- What the exercise asks: Using the data below, copy every line that contains the word "VASC".

- Supplied entries:
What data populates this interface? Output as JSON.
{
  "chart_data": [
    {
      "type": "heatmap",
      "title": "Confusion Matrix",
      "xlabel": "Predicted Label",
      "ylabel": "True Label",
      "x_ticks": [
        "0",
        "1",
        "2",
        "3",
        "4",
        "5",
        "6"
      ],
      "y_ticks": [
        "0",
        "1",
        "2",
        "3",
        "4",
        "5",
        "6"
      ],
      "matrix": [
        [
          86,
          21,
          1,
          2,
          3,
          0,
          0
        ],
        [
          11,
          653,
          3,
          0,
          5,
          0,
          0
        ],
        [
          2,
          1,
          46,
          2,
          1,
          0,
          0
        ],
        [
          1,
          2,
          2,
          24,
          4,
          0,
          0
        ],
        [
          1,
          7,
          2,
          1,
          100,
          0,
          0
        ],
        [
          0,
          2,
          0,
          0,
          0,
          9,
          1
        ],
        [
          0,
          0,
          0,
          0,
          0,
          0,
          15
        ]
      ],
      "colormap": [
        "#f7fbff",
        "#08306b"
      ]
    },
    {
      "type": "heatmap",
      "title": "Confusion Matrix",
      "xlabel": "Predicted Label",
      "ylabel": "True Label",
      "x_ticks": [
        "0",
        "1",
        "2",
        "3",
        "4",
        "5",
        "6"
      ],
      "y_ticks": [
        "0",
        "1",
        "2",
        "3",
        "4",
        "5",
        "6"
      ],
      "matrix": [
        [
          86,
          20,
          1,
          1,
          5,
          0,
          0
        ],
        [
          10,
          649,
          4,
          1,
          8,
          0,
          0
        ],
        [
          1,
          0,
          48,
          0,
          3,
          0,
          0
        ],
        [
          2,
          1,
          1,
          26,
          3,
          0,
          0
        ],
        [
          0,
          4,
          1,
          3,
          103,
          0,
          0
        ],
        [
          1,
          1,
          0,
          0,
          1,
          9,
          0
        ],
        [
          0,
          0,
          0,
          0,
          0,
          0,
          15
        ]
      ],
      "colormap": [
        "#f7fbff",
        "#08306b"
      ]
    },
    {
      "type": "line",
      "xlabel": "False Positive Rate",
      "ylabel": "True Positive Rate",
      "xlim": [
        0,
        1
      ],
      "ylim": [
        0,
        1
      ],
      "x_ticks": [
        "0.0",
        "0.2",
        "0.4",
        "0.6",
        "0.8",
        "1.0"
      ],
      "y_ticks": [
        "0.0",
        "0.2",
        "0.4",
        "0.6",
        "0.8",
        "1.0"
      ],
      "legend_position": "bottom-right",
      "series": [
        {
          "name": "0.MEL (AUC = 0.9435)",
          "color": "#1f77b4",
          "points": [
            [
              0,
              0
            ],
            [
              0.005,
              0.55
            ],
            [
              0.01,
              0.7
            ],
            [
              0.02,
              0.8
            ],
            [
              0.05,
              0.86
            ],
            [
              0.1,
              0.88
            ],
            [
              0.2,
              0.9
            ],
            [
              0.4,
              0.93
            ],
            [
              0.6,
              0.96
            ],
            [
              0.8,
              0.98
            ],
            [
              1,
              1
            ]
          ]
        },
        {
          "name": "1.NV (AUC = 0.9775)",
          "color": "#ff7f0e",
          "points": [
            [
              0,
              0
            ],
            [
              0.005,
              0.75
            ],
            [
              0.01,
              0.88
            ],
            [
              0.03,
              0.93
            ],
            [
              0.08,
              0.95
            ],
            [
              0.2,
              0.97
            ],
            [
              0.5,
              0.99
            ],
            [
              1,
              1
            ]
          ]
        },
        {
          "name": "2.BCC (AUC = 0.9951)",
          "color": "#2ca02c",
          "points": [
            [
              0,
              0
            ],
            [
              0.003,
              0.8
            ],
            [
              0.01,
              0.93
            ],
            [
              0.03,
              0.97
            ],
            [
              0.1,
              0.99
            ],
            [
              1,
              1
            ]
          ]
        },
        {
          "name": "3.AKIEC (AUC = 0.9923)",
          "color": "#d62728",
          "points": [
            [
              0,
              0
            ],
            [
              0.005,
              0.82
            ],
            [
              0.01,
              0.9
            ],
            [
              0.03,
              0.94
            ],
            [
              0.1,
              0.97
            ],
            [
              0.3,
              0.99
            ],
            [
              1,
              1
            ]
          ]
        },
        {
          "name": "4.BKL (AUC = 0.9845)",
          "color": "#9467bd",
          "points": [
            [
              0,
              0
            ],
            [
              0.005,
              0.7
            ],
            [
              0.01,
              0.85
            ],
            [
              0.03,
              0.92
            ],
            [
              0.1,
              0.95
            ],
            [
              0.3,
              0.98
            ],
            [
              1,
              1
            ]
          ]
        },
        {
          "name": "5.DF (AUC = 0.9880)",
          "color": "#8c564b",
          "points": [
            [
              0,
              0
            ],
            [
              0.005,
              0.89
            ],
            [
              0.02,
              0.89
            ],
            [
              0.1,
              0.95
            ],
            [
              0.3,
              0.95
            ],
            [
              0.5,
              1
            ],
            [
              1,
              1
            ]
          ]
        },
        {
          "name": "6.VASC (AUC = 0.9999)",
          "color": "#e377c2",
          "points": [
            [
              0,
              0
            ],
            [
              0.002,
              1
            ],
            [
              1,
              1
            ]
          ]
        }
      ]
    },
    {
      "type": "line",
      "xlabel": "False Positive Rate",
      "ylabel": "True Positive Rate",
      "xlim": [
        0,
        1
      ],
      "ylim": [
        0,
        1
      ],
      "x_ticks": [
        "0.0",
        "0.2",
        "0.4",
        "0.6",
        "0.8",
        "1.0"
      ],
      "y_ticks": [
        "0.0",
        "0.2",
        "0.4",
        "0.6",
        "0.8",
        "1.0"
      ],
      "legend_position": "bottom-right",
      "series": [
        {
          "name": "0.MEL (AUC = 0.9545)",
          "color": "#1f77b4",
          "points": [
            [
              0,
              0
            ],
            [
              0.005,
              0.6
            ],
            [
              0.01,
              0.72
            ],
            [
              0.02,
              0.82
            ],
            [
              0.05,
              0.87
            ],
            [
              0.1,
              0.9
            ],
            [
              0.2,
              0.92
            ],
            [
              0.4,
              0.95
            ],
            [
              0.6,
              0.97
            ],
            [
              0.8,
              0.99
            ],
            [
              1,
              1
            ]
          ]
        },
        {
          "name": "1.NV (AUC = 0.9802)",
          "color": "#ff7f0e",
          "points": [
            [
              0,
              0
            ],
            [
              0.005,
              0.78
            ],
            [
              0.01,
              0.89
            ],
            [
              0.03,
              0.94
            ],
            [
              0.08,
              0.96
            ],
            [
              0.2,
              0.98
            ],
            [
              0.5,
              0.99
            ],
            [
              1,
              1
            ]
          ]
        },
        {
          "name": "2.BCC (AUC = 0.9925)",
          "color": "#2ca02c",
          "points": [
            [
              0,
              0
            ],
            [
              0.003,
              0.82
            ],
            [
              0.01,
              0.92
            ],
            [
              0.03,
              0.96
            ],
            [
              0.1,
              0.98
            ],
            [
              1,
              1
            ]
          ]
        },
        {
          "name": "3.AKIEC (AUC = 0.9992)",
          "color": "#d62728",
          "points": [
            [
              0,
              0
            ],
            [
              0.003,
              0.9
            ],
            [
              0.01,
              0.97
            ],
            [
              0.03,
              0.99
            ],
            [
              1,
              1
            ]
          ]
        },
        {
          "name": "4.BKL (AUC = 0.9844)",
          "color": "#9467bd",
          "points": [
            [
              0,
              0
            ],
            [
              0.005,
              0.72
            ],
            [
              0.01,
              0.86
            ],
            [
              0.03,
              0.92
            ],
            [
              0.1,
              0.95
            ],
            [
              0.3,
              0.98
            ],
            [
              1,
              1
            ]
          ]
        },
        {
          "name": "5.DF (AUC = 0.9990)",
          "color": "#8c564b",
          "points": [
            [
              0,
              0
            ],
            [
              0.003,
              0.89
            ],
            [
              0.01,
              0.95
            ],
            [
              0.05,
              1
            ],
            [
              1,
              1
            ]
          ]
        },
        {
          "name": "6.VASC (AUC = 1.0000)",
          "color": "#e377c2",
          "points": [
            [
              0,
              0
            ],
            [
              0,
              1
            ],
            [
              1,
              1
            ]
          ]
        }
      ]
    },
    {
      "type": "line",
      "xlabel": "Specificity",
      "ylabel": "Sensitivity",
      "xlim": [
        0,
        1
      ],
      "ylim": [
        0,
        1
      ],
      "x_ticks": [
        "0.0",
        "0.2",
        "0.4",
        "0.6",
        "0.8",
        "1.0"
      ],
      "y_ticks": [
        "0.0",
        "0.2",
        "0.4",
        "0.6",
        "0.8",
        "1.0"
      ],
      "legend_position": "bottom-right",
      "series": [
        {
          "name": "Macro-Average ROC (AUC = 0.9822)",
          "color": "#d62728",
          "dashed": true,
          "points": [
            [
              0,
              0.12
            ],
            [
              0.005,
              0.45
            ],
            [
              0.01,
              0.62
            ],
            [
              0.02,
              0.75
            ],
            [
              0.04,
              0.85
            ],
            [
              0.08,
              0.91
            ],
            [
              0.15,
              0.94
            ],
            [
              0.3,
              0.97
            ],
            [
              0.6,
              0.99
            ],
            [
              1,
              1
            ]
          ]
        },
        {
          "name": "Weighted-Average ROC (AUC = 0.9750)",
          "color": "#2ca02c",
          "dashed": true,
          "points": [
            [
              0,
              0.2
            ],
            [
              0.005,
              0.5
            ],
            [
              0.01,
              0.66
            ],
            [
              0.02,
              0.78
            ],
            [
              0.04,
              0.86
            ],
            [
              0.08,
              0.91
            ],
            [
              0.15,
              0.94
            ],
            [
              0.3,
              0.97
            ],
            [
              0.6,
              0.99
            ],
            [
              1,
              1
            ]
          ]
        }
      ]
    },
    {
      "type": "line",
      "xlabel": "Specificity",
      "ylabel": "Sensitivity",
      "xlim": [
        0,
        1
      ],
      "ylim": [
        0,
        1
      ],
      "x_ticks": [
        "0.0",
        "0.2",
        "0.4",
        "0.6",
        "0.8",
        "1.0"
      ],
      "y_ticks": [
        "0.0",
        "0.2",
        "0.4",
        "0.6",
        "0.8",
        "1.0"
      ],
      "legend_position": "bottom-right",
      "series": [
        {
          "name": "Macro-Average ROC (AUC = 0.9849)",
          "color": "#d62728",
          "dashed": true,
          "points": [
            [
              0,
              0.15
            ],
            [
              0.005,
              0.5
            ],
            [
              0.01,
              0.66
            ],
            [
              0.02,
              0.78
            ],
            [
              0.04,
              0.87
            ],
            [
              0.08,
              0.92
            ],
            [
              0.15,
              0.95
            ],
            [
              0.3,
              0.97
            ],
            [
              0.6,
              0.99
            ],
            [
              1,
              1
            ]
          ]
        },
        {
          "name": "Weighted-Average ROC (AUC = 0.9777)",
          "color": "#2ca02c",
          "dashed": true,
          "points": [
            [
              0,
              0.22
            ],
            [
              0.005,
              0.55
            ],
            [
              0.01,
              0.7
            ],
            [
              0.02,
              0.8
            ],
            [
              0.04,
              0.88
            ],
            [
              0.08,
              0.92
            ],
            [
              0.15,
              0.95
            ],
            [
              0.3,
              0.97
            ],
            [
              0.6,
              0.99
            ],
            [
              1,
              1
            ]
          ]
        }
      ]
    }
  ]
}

- Answer to the exercise:
          "name": "6.VASC (AUC = 0.9999)",
          "name": "6.VASC (AUC = 1.0000)",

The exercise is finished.